§ **Directions**:
Give the listing again character for character, but drop the images.

═══ Records supplied

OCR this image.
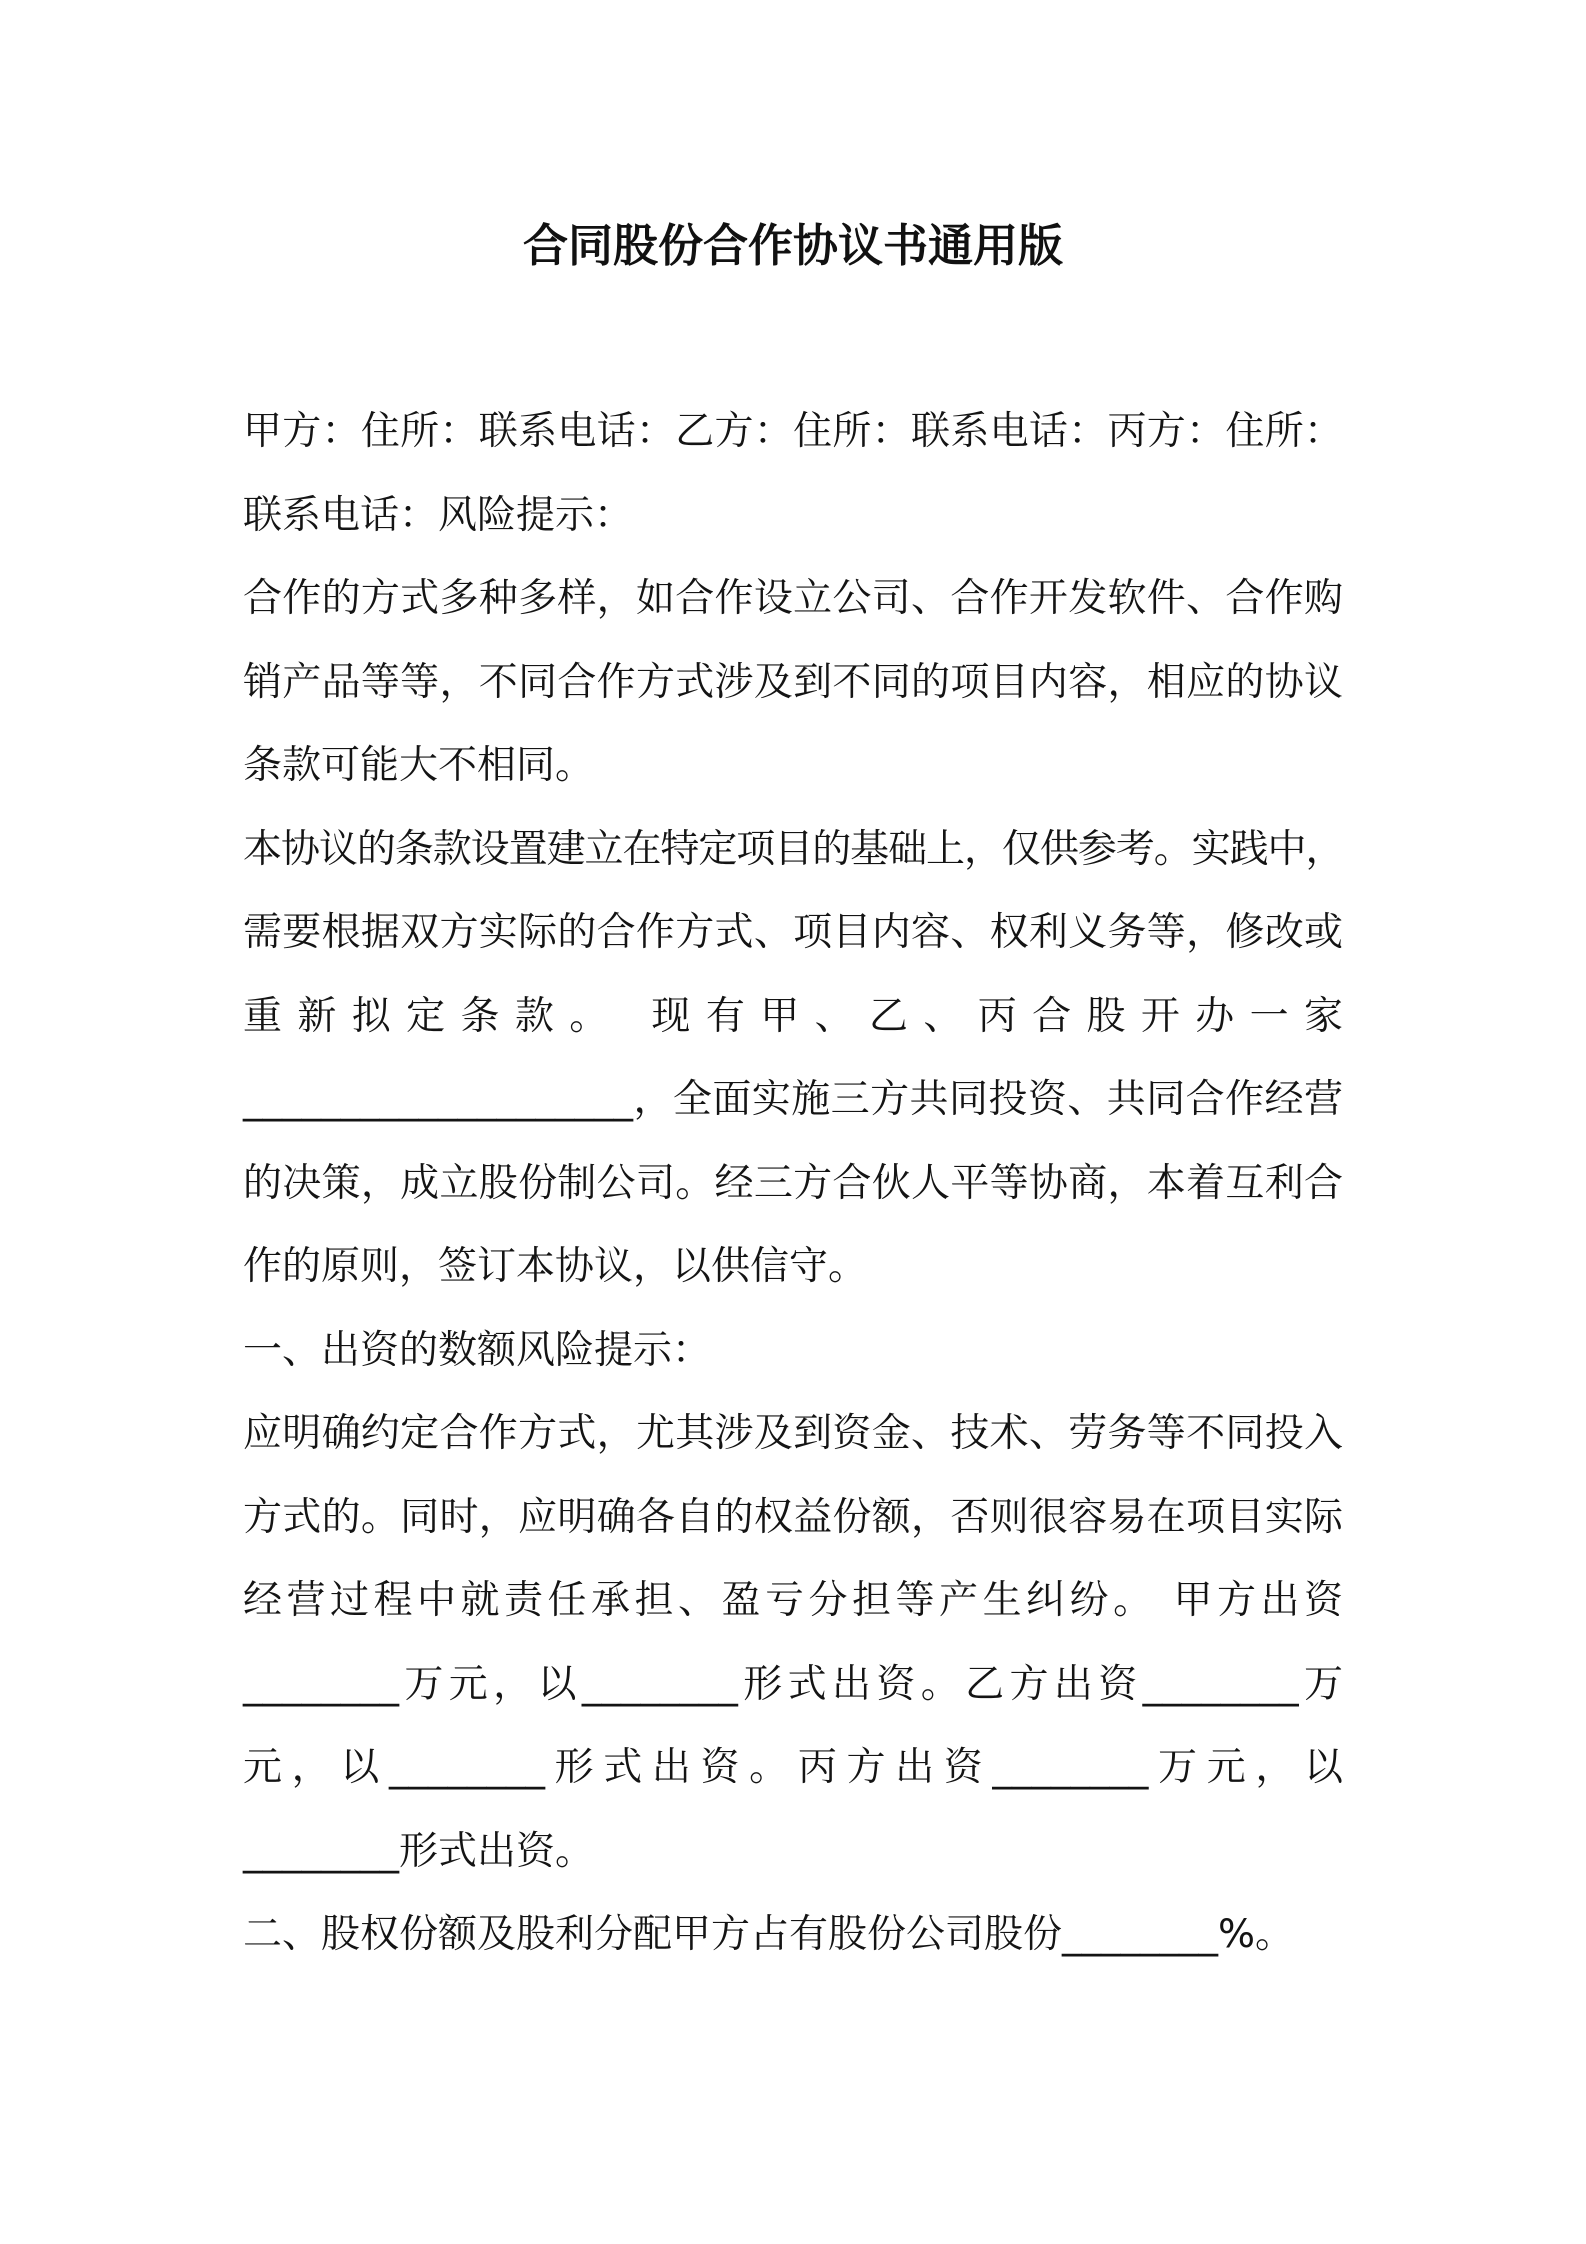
合同股份合作协议书通用版
甲方：住所：联系电话：乙方：住所：联系电话：丙方：住所：
联系电话：风险提示：
合作的方式多种多样，如合作设立公司、合作开发软件、合作购
销产品等等，不同合作方式涉及到不同的项目内容，相应的协议
条款可能大不相同。
本协议的条款设置建立在特定项目的基础上，仅供参考。实践中，
需要根据双方实际的合作方式、项目内容、权利义务等，修改或
重新拟定条款。 现有甲、乙、丙合股开办一家
____________________，全面实施三方共同投资、共同合作经营
的决策，成立股份制公司。经三方合伙人平等协商，本着互利合
作的原则，签订本协议，以供信守。
一、出资的数额风险提示：
应明确约定合作方式，尤其涉及到资金、技术、劳务等不同投入
方式的。同时，应明确各自的权益份额，否则很容易在项目实际
经营过程中就责任承担、盈亏分担等产生纠纷。 甲方出资
________万元，以________形式出资。乙方出资________万
元，以________形式出资。丙方出资________万元，以
________形式出资。
二、股权份额及股利分配甲方占有股份公司股份________%。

══════

§ **Worked solution**:
OCR this image.
合同股份合作协议书通用版
甲方：住所：联系电话：乙方：住所：联系电话：丙方：住所：
联系电话：风险提示：
合作的方式多种多样，如合作设立公司、合作开发软件、合作购
销产品等等，不同合作方式涉及到不同的项目内容，相应的协议
条款可能大不相同。
本协议的条款设置建立在特定项目的基础上，仅供参考。实践中，
需要根据双方实际的合作方式、项目内容、权利义务等，修改或
重新拟定条款。 现有甲、乙、丙合股开办一家
____________________，全面实施三方共同投资、共同合作经营
的决策，成立股份制公司。经三方合伙人平等协商，本着互利合
作的原则，签订本协议，以供信守。
一、出资的数额风险提示：
应明确约定合作方式，尤其涉及到资金、技术、劳务等不同投入
方式的。同时，应明确各自的权益份额，否则很容易在项目实际
经营过程中就责任承担、盈亏分担等产生纠纷。 甲方出资
________万元，以________形式出资。乙方出资________万
元，以________形式出资。丙方出资________万元，以
________形式出资。
二、股权份额及股利分配甲方占有股份公司股份________%。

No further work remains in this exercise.